• _Exercise input_
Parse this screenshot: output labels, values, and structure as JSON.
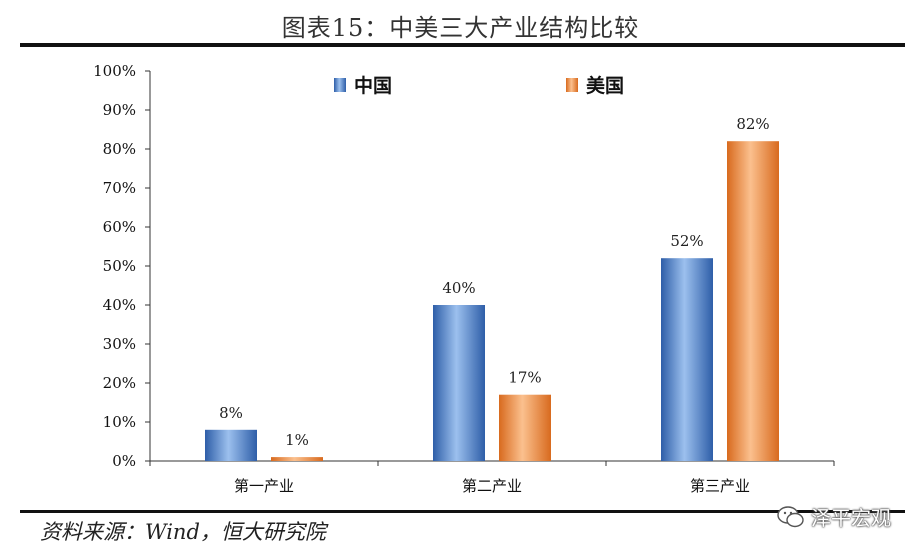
{
  "title": "图表15：中美三大产业结构比较",
  "source": "资料来源：Wind，恒大研究院",
  "brand": "泽平宏观",
  "chart_data": {
    "type": "bar",
    "categories": [
      "第一产业",
      "第二产业",
      "第三产业"
    ],
    "series": [
      {
        "name": "中国",
        "values": [
          8,
          40,
          52
        ],
        "labels": [
          "8%",
          "40%",
          "52%"
        ],
        "color": "#4a7cc4"
      },
      {
        "name": "美国",
        "values": [
          1,
          17,
          82
        ],
        "labels": [
          "1%",
          "17%",
          "82%"
        ],
        "color": "#e8833a"
      }
    ],
    "ylim": [
      0,
      100
    ],
    "yticks": [
      "0%",
      "10%",
      "20%",
      "30%",
      "40%",
      "50%",
      "60%",
      "70%",
      "80%",
      "90%",
      "100%"
    ],
    "legend_position": "top",
    "grid": false
  }
}
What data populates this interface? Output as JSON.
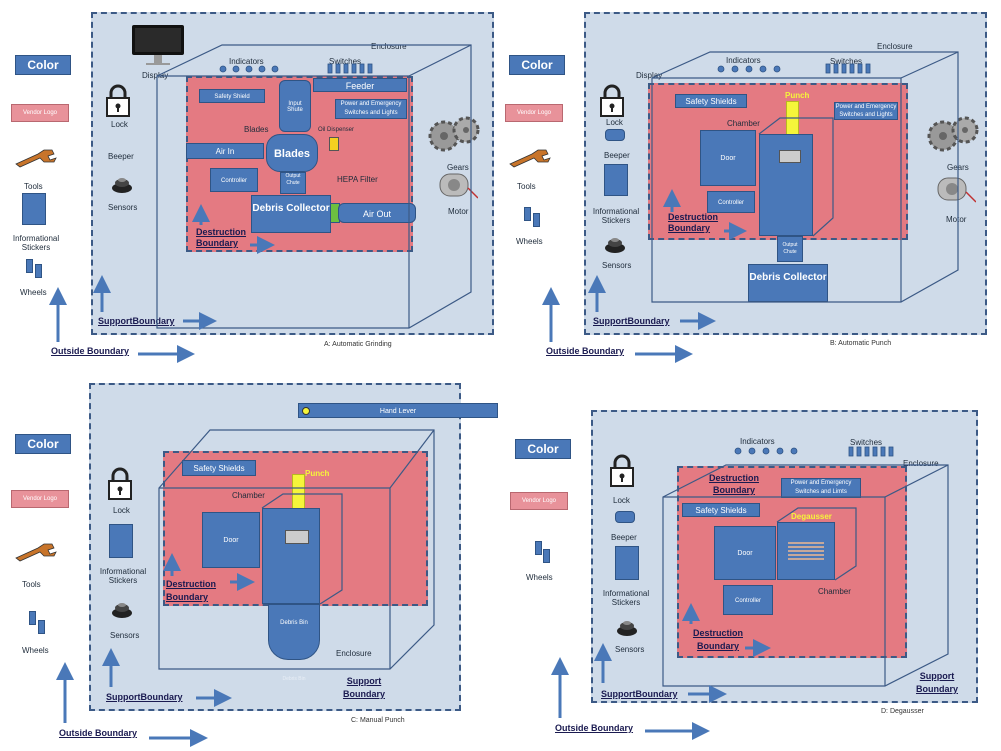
{
  "panel_a": {
    "caption": "A:  Automatic Grinding",
    "color": "Color",
    "vendor_logo": "Vendor Logo",
    "tools": "Tools",
    "informational_stickers": "Informational Stickers",
    "wheels": "Wheels",
    "outside_boundary": "Outside Boundary",
    "display": "Display",
    "lock": "Lock",
    "beeper": "Beeper",
    "sensors": "Sensors",
    "support_boundary": "SupportBoundary",
    "enclosure": "Enclosure",
    "indicators": "Indicators",
    "switches": "Switches",
    "safety_shield": "Safety Shield",
    "input_shute": "Input Shute",
    "feeder": "Feeder",
    "power_switches": "Power and Emergency Switches and Lights",
    "blades_label": "Blades",
    "blades": "Blades",
    "oil_dispenser": "Oil Dispenser",
    "air_in": "Air In",
    "output_chute": "Output Chute",
    "hepa_filter": "HEPA Filter",
    "controller": "Controller",
    "debris_collector": "Debris Collector",
    "air_out": "Air Out",
    "destruction_boundary": "Destruction Boundary",
    "gears": "Gears",
    "motor": "Motor"
  },
  "panel_b": {
    "caption": "B: Automatic Punch",
    "color": "Color",
    "vendor_logo": "Vendor Logo",
    "tools": "Tools",
    "wheels": "Wheels",
    "outside_boundary": "Outside Boundary",
    "display": "Display",
    "lock": "Lock",
    "beeper": "Beeper",
    "informational_stickers": "Informational Stickers",
    "sensors": "Sensors",
    "support_boundary": "SupportBoundary",
    "enclosure": "Enclosure",
    "indicators": "Indicators",
    "switches": "Switches",
    "safety_shields": "Safety Shields",
    "punch": "Punch",
    "power_switches": "Power and Emergency Switches and Lights",
    "chamber": "Chamber",
    "door": "Door",
    "controller": "Controller",
    "destruction_boundary": "Destruction Boundary",
    "output_chute": "Output Chute",
    "debris_collector": "Debris Collector",
    "gears": "Gears",
    "motor": "Motor"
  },
  "panel_c": {
    "caption": "C: Manual Punch",
    "color": "Color",
    "vendor_logo": "Vendor Logo",
    "tools": "Tools",
    "wheels": "Wheels",
    "outside_boundary": "Outside Boundary",
    "hand_lever": "Hand Lever",
    "lock": "Lock",
    "informational_stickers": "Informational Stickers",
    "sensors": "Sensors",
    "support_boundary": "SupportBoundary",
    "safety_shields": "Safety Shields",
    "punch": "Punch",
    "chamber": "Chamber",
    "door": "Door",
    "destruction_boundary": "Destruction Boundary",
    "debris_bin": "Debris Bin",
    "debris_bin_faded": "Debris Bin",
    "enclosure": "Enclosure",
    "support_boundary_right": "Support Boundary"
  },
  "panel_d": {
    "caption": "D: Degausser",
    "color": "Color",
    "vendor_logo": "Vendor Logo",
    "wheels": "Wheels",
    "outside_boundary": "Outside Boundary",
    "lock": "Lock",
    "beeper": "Beeper",
    "informational_stickers": "Informational Stickers",
    "sensors": "Sensors",
    "support_boundary": "SupportBoundary",
    "indicators": "Indicators",
    "switches": "Switches",
    "enclosure": "Enclosure",
    "destruction_boundary_top": "Destruction Boundary",
    "power_switches": "Power and Emergency Switches and Limts",
    "safety_shields": "Safety Shields",
    "degausser": "Degausser",
    "door": "Door",
    "chamber": "Chamber",
    "controller": "Controller",
    "destruction_boundary": "Destruction Boundary",
    "support_boundary_right": "Support Boundary"
  },
  "colors": {
    "panel_bg": "#cfdbe9",
    "destruction_zone": "#e47a82",
    "component": "#4a78b8",
    "punch": "#f5f53a",
    "vendor_logo": "#e8929a"
  }
}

• _Work instructions_
Could you repeat all of the material exactly? Pictures should not be copied.

• _Solved problem_
Parse this screenshot: output labels, values, and structure as JSON.
{
  "title": "图表15：中美三大产业结构比较",
  "source": "资料来源：Wind，恒大研究院",
  "brand": "泽平宏观",
  "chart_data": {
    "type": "bar",
    "categories": [
      "第一产业",
      "第二产业",
      "第三产业"
    ],
    "series": [
      {
        "name": "中国",
        "values": [
          8,
          40,
          52
        ],
        "labels": [
          "8%",
          "40%",
          "52%"
        ],
        "color": "#4a7cc4"
      },
      {
        "name": "美国",
        "values": [
          1,
          17,
          82
        ],
        "labels": [
          "1%",
          "17%",
          "82%"
        ],
        "color": "#e8833a"
      }
    ],
    "ylim": [
      0,
      100
    ],
    "yticks": [
      "0%",
      "10%",
      "20%",
      "30%",
      "40%",
      "50%",
      "60%",
      "70%",
      "80%",
      "90%",
      "100%"
    ],
    "legend_position": "top",
    "grid": false
  }
}
What data populates this interface? Output as JSON.
{
  "panel_a": {
    "caption": "A:  Automatic Grinding",
    "color": "Color",
    "vendor_logo": "Vendor Logo",
    "tools": "Tools",
    "informational_stickers": "Informational Stickers",
    "wheels": "Wheels",
    "outside_boundary": "Outside Boundary",
    "display": "Display",
    "lock": "Lock",
    "beeper": "Beeper",
    "sensors": "Sensors",
    "support_boundary": "SupportBoundary",
    "enclosure": "Enclosure",
    "indicators": "Indicators",
    "switches": "Switches",
    "safety_shield": "Safety Shield",
    "input_shute": "Input Shute",
    "feeder": "Feeder",
    "power_switches": "Power and Emergency Switches and Lights",
    "blades_label": "Blades",
    "blades": "Blades",
    "oil_dispenser": "Oil Dispenser",
    "air_in": "Air In",
    "output_chute": "Output Chute",
    "hepa_filter": "HEPA Filter",
    "controller": "Controller",
    "debris_collector": "Debris Collector",
    "air_out": "Air Out",
    "destruction_boundary": "Destruction Boundary",
    "gears": "Gears",
    "motor": "Motor"
  },
  "panel_b": {
    "caption": "B: Automatic Punch",
    "color": "Color",
    "vendor_logo": "Vendor Logo",
    "tools": "Tools",
    "wheels": "Wheels",
    "outside_boundary": "Outside Boundary",
    "display": "Display",
    "lock": "Lock",
    "beeper": "Beeper",
    "informational_stickers": "Informational Stickers",
    "sensors": "Sensors",
    "support_boundary": "SupportBoundary",
    "enclosure": "Enclosure",
    "indicators": "Indicators",
    "switches": "Switches",
    "safety_shields": "Safety Shields",
    "punch": "Punch",
    "power_switches": "Power and Emergency Switches and Lights",
    "chamber": "Chamber",
    "door": "Door",
    "controller": "Controller",
    "destruction_boundary": "Destruction Boundary",
    "output_chute": "Output Chute",
    "debris_collector": "Debris Collector",
    "gears": "Gears",
    "motor": "Motor"
  },
  "panel_c": {
    "caption": "C: Manual Punch",
    "color": "Color",
    "vendor_logo": "Vendor Logo",
    "tools": "Tools",
    "wheels": "Wheels",
    "outside_boundary": "Outside Boundary",
    "hand_lever": "Hand Lever",
    "lock": "Lock",
    "informational_stickers": "Informational Stickers",
    "sensors": "Sensors",
    "support_boundary": "SupportBoundary",
    "safety_shields": "Safety Shields",
    "punch": "Punch",
    "chamber": "Chamber",
    "door": "Door",
    "destruction_boundary": "Destruction Boundary",
    "debris_bin": "Debris Bin",
    "debris_bin_faded": "Debris Bin",
    "enclosure": "Enclosure",
    "support_boundary_right": "Support Boundary"
  },
  "panel_d": {
    "caption": "D: Degausser",
    "color": "Color",
    "vendor_logo": "Vendor Logo",
    "wheels": "Wheels",
    "outside_boundary": "Outside Boundary",
    "lock": "Lock",
    "beeper": "Beeper",
    "informational_stickers": "Informational Stickers",
    "sensors": "Sensors",
    "support_boundary": "SupportBoundary",
    "indicators": "Indicators",
    "switches": "Switches",
    "enclosure": "Enclosure",
    "destruction_boundary_top": "Destruction Boundary",
    "power_switches": "Power and Emergency Switches and Limts",
    "safety_shields": "Safety Shields",
    "degausser": "Degausser",
    "door": "Door",
    "chamber": "Chamber",
    "controller": "Controller",
    "destruction_boundary": "Destruction Boundary",
    "support_boundary_right": "Support Boundary"
  },
  "colors": {
    "panel_bg": "#cfdbe9",
    "destruction_zone": "#e47a82",
    "component": "#4a78b8",
    "punch": "#f5f53a",
    "vendor_logo": "#e8929a"
  }
}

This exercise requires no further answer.